- Task: The records below are to be repeated in full, exactly as they are.
>>>>
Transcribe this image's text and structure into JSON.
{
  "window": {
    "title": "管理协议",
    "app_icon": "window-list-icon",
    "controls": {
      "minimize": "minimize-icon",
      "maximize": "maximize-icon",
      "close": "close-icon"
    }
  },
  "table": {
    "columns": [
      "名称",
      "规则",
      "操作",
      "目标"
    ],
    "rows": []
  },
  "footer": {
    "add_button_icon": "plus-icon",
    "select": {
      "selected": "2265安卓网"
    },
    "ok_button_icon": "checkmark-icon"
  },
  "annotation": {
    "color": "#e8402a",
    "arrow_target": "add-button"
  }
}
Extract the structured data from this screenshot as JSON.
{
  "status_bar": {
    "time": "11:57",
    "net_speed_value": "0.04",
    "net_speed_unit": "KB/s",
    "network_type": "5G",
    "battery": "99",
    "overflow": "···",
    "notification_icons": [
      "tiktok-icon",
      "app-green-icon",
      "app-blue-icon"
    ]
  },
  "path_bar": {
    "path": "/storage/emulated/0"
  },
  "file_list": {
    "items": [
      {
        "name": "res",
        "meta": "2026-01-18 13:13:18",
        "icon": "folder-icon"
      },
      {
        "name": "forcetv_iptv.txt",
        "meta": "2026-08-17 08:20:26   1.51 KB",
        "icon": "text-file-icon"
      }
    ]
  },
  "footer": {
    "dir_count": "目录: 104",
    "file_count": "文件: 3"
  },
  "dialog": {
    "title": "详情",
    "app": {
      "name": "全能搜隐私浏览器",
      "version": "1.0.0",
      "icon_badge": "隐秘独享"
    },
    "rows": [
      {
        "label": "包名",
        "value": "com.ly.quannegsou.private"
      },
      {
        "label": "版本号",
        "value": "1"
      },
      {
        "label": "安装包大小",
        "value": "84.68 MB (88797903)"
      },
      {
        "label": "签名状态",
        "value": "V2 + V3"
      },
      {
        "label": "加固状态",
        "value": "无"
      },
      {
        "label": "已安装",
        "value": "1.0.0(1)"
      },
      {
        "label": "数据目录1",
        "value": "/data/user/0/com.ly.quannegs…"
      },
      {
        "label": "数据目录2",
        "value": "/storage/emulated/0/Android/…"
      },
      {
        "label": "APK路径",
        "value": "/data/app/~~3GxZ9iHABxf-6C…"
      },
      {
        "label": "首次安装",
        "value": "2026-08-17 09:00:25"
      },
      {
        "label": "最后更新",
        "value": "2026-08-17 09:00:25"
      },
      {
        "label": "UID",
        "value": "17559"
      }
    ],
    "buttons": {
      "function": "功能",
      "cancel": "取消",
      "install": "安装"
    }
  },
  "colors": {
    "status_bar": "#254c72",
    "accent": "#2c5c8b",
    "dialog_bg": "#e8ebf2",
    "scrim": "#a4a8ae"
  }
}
<<<<
- Reply to the exercise:
Transcribe this image's text and structure into JSON.
{
  "window": {
    "title": "管理协议",
    "app_icon": "window-list-icon",
    "controls": {
      "minimize": "minimize-icon",
      "maximize": "maximize-icon",
      "close": "close-icon"
    }
  },
  "table": {
    "columns": [
      "名称",
      "规则",
      "操作",
      "目标"
    ],
    "rows": []
  },
  "footer": {
    "add_button_icon": "plus-icon",
    "select": {
      "selected": "2265安卓网"
    },
    "ok_button_icon": "checkmark-icon"
  },
  "annotation": {
    "color": "#e8402a",
    "arrow_target": "add-button"
  }
}
Extract the structured data from this screenshot as JSON.
{
  "status_bar": {
    "time": "11:57",
    "net_speed_value": "0.04",
    "net_speed_unit": "KB/s",
    "network_type": "5G",
    "battery": "99",
    "overflow": "···",
    "notification_icons": [
      "tiktok-icon",
      "app-green-icon",
      "app-blue-icon"
    ]
  },
  "path_bar": {
    "path": "/storage/emulated/0"
  },
  "file_list": {
    "items": [
      {
        "name": "res",
        "meta": "2026-01-18 13:13:18",
        "icon": "folder-icon"
      },
      {
        "name": "forcetv_iptv.txt",
        "meta": "2026-08-17 08:20:26   1.51 KB",
        "icon": "text-file-icon"
      }
    ]
  },
  "footer": {
    "dir_count": "目录: 104",
    "file_count": "文件: 3"
  },
  "dialog": {
    "title": "详情",
    "app": {
      "name": "全能搜隐私浏览器",
      "version": "1.0.0",
      "icon_badge": "隐秘独享"
    },
    "rows": [
      {
        "label": "包名",
        "value": "com.ly.quannegsou.private"
      },
      {
        "label": "版本号",
        "value": "1"
      },
      {
        "label": "安装包大小",
        "value": "84.68 MB (88797903)"
      },
      {
        "label": "签名状态",
        "value": "V2 + V3"
      },
      {
        "label": "加固状态",
        "value": "无"
      },
      {
        "label": "已安装",
        "value": "1.0.0(1)"
      },
      {
        "label": "数据目录1",
        "value": "/data/user/0/com.ly.quannegs…"
      },
      {
        "label": "数据目录2",
        "value": "/storage/emulated/0/Android/…"
      },
      {
        "label": "APK路径",
        "value": "/data/app/~~3GxZ9iHABxf-6C…"
      },
      {
        "label": "首次安装",
        "value": "2026-08-17 09:00:25"
      },
      {
        "label": "最后更新",
        "value": "2026-08-17 09:00:25"
      },
      {
        "label": "UID",
        "value": "17559"
      }
    ],
    "buttons": {
      "function": "功能",
      "cancel": "取消",
      "install": "安装"
    }
  },
  "colors": {
    "status_bar": "#254c72",
    "accent": "#2c5c8b",
    "dialog_bg": "#e8ebf2",
    "scrim": "#a4a8ae"
  }
}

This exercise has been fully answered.